- EXERCISE INSTRUCTIONS:
Each record that follows should be repeated exactly, minus any images.

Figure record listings
==========
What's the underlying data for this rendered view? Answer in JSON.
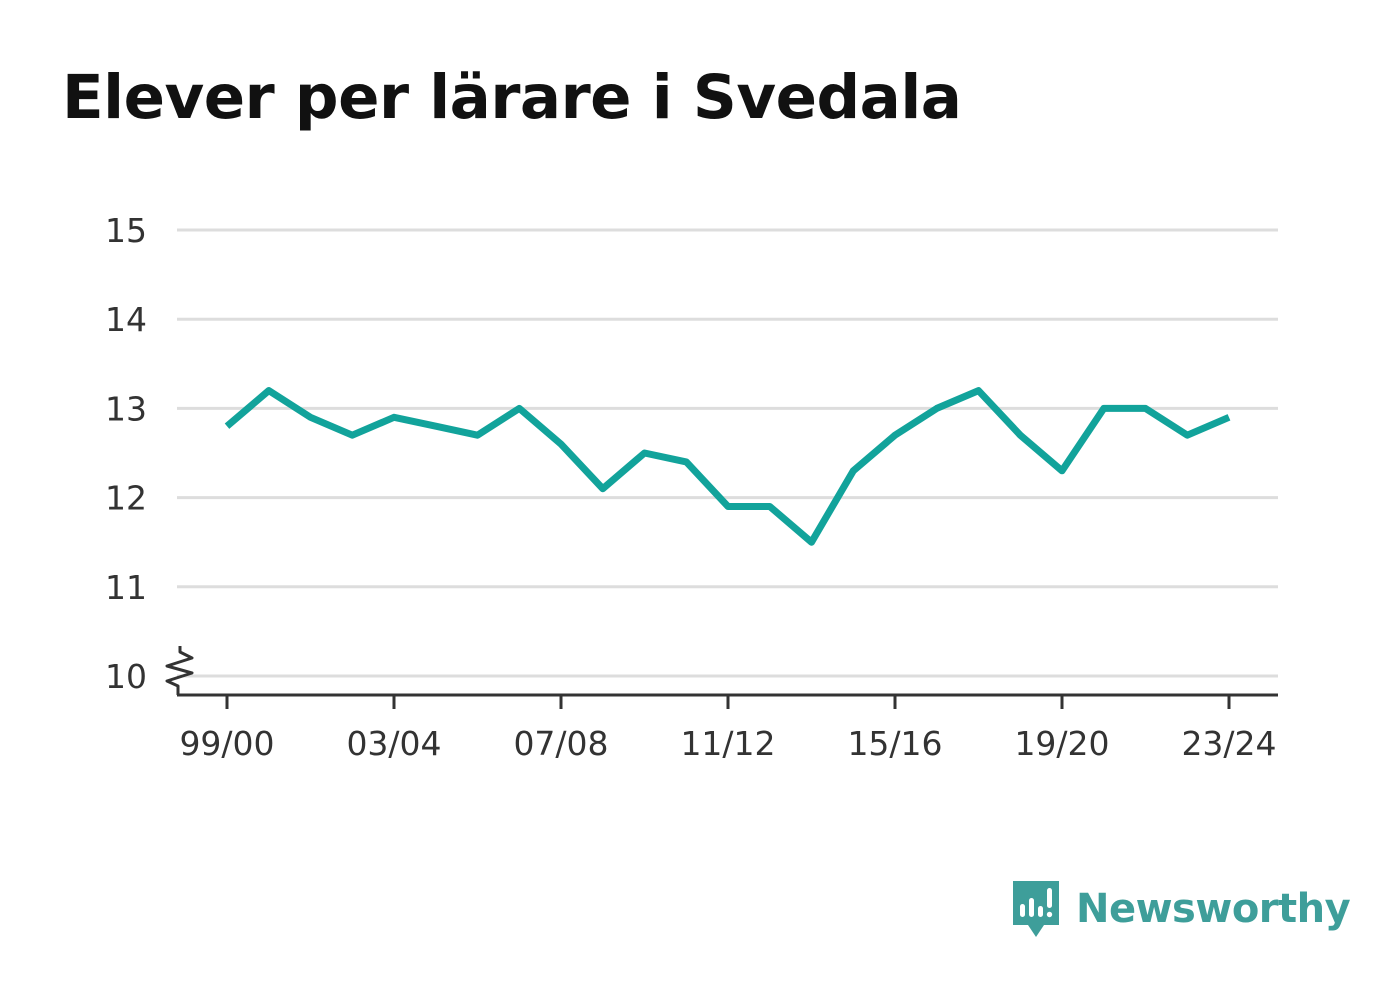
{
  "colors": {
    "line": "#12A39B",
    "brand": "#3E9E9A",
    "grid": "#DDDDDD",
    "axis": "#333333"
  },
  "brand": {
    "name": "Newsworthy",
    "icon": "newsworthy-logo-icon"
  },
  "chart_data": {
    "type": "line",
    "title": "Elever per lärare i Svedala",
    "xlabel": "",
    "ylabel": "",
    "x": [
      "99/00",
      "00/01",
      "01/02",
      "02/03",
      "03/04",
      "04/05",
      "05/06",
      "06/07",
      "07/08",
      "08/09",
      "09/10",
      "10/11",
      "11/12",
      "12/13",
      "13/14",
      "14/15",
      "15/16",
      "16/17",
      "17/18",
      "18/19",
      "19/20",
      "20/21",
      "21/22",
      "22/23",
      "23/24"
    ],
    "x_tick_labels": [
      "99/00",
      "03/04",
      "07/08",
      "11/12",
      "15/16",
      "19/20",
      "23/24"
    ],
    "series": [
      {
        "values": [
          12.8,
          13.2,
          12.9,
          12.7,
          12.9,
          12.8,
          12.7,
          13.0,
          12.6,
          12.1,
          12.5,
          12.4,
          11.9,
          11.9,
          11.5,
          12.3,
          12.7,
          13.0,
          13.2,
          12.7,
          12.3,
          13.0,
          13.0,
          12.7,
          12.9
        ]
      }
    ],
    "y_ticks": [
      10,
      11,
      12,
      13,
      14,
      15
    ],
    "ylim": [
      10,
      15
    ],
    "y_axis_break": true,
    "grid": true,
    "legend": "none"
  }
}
==========
- TASK ANSWER:
What's the underlying data for this rendered view? Answer in JSON.
{
  "colors": {
    "line": "#12A39B",
    "brand": "#3E9E9A",
    "grid": "#DDDDDD",
    "axis": "#333333"
  },
  "brand": {
    "name": "Newsworthy",
    "icon": "newsworthy-logo-icon"
  },
  "chart_data": {
    "type": "line",
    "title": "Elever per lärare i Svedala",
    "xlabel": "",
    "ylabel": "",
    "x": [
      "99/00",
      "00/01",
      "01/02",
      "02/03",
      "03/04",
      "04/05",
      "05/06",
      "06/07",
      "07/08",
      "08/09",
      "09/10",
      "10/11",
      "11/12",
      "12/13",
      "13/14",
      "14/15",
      "15/16",
      "16/17",
      "17/18",
      "18/19",
      "19/20",
      "20/21",
      "21/22",
      "22/23",
      "23/24"
    ],
    "x_tick_labels": [
      "99/00",
      "03/04",
      "07/08",
      "11/12",
      "15/16",
      "19/20",
      "23/24"
    ],
    "series": [
      {
        "values": [
          12.8,
          13.2,
          12.9,
          12.7,
          12.9,
          12.8,
          12.7,
          13.0,
          12.6,
          12.1,
          12.5,
          12.4,
          11.9,
          11.9,
          11.5,
          12.3,
          12.7,
          13.0,
          13.2,
          12.7,
          12.3,
          13.0,
          13.0,
          12.7,
          12.9
        ]
      }
    ],
    "y_ticks": [
      10,
      11,
      12,
      13,
      14,
      15
    ],
    "ylim": [
      10,
      15
    ],
    "y_axis_break": true,
    "grid": true,
    "legend": "none"
  }
}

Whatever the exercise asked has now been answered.